__EXERCISE DETAILS__.
Find the string "screenshot" and gather every line that holds it.

(Figure contents as structured data)
------------------------------------------------------------------------

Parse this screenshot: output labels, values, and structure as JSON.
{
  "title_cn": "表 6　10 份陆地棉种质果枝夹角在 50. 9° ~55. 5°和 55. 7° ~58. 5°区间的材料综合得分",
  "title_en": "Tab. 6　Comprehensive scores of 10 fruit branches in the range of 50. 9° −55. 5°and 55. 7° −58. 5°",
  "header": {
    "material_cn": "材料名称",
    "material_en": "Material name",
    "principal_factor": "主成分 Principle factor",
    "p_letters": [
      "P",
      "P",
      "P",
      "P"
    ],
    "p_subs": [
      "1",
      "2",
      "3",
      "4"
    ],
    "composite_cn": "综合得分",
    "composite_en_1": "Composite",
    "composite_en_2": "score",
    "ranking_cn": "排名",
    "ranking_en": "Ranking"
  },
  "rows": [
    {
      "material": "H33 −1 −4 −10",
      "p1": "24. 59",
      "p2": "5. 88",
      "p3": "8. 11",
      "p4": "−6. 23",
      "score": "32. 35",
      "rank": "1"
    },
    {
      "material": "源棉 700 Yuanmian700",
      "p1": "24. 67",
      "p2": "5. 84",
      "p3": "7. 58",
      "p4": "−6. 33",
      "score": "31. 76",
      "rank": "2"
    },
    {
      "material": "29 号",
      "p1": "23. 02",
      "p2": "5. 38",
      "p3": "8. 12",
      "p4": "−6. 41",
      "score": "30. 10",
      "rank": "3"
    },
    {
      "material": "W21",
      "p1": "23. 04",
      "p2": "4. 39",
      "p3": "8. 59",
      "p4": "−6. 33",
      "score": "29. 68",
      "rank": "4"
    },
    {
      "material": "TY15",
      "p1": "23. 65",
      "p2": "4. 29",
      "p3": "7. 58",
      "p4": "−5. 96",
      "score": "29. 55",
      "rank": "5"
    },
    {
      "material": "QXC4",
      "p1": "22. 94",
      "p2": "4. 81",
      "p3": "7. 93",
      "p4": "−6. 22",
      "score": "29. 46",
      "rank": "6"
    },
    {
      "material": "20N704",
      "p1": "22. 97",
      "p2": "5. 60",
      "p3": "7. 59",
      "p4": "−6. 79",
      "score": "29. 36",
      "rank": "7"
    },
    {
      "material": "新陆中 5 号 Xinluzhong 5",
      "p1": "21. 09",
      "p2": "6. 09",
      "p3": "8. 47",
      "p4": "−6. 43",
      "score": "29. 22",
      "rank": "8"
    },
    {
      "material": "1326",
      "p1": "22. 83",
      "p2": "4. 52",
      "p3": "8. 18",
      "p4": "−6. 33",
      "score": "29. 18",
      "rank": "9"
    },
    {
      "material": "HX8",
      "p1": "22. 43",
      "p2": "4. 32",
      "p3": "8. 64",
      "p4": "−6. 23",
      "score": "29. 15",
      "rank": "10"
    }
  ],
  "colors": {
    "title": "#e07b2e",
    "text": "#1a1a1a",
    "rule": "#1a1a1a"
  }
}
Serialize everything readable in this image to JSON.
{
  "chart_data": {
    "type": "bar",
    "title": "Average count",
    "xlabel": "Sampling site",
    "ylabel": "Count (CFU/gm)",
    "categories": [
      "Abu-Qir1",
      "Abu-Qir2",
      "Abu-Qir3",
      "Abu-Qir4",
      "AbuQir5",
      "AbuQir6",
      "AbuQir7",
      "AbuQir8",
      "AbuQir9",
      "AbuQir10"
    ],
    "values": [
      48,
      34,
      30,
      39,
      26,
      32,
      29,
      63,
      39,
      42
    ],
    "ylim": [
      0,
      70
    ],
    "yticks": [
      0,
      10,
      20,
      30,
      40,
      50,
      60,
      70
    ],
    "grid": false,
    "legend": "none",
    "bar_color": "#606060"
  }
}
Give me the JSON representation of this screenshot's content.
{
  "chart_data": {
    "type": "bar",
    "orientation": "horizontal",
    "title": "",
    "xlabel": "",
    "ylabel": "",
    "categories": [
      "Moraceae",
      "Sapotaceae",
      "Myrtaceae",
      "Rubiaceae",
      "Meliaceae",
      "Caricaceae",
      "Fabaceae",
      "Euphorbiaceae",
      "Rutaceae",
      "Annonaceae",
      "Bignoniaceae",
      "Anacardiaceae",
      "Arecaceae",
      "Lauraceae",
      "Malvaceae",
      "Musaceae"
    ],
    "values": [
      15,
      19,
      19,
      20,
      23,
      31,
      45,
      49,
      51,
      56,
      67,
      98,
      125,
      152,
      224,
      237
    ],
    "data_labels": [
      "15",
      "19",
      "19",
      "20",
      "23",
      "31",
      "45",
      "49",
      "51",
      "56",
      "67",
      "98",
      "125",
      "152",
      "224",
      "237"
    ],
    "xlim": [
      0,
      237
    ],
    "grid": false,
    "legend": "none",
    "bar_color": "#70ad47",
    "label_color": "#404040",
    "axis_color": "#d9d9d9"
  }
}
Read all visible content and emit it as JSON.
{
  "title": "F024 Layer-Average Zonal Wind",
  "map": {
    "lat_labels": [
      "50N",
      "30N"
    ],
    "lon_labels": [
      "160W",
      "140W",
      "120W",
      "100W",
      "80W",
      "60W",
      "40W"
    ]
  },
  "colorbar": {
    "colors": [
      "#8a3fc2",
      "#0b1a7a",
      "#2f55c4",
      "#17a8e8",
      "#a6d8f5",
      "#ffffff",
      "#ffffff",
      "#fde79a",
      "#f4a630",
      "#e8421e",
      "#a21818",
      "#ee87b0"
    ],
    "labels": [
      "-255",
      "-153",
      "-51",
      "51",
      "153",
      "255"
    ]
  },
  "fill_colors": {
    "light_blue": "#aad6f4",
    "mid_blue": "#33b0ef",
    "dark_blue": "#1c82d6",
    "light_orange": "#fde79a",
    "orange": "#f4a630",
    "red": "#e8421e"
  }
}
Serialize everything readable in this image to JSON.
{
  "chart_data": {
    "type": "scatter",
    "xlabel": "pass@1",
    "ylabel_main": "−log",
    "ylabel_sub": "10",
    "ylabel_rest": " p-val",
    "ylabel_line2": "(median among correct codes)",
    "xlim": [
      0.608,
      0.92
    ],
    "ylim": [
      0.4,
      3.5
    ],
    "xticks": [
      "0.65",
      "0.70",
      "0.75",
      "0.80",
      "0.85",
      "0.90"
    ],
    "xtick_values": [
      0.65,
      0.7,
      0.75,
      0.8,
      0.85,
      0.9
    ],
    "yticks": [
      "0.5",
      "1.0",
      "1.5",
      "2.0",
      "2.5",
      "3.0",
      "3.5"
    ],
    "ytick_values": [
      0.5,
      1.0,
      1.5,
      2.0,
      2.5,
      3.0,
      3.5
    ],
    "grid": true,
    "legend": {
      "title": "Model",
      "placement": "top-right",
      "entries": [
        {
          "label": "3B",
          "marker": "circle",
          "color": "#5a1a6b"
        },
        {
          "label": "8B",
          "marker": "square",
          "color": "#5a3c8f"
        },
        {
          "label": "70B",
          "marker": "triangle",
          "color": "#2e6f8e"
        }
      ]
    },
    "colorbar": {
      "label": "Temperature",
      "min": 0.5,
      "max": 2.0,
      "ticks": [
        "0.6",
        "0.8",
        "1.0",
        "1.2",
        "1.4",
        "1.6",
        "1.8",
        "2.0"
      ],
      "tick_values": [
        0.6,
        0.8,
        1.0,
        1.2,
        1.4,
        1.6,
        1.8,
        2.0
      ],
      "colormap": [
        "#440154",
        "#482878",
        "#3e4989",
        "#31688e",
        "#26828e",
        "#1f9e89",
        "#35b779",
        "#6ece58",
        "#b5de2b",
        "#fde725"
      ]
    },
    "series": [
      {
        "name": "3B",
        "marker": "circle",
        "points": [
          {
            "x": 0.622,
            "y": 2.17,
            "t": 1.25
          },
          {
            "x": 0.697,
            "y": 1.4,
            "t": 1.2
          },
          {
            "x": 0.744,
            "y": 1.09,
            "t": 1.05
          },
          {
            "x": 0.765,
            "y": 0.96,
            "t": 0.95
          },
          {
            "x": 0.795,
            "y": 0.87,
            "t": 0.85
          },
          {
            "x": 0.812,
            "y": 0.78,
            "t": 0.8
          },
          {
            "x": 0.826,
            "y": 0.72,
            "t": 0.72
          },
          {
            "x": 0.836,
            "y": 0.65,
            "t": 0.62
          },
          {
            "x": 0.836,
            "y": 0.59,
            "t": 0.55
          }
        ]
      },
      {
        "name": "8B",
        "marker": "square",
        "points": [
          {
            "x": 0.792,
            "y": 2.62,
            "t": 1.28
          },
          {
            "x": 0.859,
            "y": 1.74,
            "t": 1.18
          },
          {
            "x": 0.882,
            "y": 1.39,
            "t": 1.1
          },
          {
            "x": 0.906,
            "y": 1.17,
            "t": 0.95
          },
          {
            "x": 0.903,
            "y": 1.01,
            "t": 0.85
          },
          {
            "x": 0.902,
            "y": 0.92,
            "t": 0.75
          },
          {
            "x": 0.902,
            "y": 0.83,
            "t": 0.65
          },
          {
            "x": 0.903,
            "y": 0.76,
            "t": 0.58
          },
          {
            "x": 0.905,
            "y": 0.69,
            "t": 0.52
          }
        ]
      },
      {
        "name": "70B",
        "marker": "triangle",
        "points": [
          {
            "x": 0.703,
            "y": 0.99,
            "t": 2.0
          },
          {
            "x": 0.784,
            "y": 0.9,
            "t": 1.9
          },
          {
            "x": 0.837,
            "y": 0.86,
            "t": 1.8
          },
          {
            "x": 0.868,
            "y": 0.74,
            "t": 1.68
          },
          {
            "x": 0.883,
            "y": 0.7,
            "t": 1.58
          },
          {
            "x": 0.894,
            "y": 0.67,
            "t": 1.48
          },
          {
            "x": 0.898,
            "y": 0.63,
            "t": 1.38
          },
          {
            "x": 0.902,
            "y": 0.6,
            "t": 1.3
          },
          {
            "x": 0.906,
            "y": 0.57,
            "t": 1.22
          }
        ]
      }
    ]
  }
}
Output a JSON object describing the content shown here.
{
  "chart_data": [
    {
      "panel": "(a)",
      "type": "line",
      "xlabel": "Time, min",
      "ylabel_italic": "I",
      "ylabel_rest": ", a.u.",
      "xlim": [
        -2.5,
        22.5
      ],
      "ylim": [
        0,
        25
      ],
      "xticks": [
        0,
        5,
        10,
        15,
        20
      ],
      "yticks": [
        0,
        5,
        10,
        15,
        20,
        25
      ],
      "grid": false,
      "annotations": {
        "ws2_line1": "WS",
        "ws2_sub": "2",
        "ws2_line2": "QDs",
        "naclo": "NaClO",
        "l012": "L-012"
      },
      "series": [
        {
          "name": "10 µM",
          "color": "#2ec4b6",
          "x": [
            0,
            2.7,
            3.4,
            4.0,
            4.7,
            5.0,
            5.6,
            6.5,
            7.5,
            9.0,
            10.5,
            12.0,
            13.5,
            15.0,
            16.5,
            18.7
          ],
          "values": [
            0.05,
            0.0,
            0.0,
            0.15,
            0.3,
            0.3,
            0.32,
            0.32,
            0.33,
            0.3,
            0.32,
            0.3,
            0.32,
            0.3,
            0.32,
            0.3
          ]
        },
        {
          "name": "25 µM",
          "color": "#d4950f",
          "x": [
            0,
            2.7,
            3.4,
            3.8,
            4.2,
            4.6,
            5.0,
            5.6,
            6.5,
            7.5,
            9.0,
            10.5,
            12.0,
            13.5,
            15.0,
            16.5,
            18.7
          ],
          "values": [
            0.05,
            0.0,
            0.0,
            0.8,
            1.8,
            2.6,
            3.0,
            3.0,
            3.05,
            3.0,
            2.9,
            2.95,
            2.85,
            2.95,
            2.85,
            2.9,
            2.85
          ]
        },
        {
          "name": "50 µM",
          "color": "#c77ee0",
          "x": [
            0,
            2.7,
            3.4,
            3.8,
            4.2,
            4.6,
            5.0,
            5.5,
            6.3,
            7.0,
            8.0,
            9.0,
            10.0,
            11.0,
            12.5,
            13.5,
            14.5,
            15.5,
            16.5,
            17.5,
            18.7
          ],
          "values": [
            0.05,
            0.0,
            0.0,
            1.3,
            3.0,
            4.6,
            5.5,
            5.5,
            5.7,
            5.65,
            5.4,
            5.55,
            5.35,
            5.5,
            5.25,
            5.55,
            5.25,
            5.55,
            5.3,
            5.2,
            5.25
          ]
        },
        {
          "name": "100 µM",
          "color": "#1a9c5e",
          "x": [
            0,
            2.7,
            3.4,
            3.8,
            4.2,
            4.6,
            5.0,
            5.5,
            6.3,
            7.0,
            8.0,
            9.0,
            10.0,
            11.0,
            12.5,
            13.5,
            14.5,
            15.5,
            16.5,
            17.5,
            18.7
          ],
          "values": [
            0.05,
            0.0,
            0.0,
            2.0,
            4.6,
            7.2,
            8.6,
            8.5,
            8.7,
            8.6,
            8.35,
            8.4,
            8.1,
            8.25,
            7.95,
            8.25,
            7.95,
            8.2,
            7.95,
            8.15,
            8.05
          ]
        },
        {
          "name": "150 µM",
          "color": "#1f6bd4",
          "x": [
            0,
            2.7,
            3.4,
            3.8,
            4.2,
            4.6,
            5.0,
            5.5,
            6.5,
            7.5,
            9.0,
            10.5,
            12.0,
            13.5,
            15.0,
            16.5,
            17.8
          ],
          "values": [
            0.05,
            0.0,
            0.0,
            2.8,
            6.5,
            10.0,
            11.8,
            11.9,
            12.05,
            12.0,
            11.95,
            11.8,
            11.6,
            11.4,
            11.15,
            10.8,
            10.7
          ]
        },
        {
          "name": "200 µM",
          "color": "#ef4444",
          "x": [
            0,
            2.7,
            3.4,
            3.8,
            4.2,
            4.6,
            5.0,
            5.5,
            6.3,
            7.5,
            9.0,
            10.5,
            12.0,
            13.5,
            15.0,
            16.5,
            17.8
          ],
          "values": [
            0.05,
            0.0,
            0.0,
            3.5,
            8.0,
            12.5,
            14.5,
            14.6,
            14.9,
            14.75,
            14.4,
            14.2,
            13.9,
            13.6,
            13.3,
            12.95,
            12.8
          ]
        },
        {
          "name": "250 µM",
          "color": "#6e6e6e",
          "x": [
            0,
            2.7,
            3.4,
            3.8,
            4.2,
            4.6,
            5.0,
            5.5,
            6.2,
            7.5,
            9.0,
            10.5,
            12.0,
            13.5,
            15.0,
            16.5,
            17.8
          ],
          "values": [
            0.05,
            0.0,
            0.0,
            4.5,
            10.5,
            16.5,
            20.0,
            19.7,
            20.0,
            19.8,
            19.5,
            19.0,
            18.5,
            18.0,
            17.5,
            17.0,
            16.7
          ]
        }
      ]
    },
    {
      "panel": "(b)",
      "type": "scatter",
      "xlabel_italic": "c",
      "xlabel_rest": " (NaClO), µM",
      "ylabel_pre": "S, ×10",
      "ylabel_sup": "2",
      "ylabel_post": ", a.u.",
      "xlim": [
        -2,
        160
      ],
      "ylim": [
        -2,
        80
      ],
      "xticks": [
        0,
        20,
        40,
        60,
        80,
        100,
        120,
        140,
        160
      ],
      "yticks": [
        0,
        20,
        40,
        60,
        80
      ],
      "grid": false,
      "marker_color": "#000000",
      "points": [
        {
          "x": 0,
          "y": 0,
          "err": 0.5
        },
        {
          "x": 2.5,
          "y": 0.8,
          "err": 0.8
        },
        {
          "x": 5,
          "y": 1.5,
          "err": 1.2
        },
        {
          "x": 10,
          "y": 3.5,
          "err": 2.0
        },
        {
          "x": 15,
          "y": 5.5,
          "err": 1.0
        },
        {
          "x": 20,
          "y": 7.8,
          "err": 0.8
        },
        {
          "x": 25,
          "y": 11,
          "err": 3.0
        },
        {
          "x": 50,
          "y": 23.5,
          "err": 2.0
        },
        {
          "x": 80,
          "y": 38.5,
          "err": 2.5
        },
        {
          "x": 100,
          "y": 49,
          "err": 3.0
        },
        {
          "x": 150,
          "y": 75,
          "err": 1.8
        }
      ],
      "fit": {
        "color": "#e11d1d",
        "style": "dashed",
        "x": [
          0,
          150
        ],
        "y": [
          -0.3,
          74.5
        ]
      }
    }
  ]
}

------------------------------------------------------------------------

__ANSWER TO THE EXERCISE__.
Parse this screenshot: output labels, values, and structure as JSON.
Give me the JSON representation of this screenshot's content.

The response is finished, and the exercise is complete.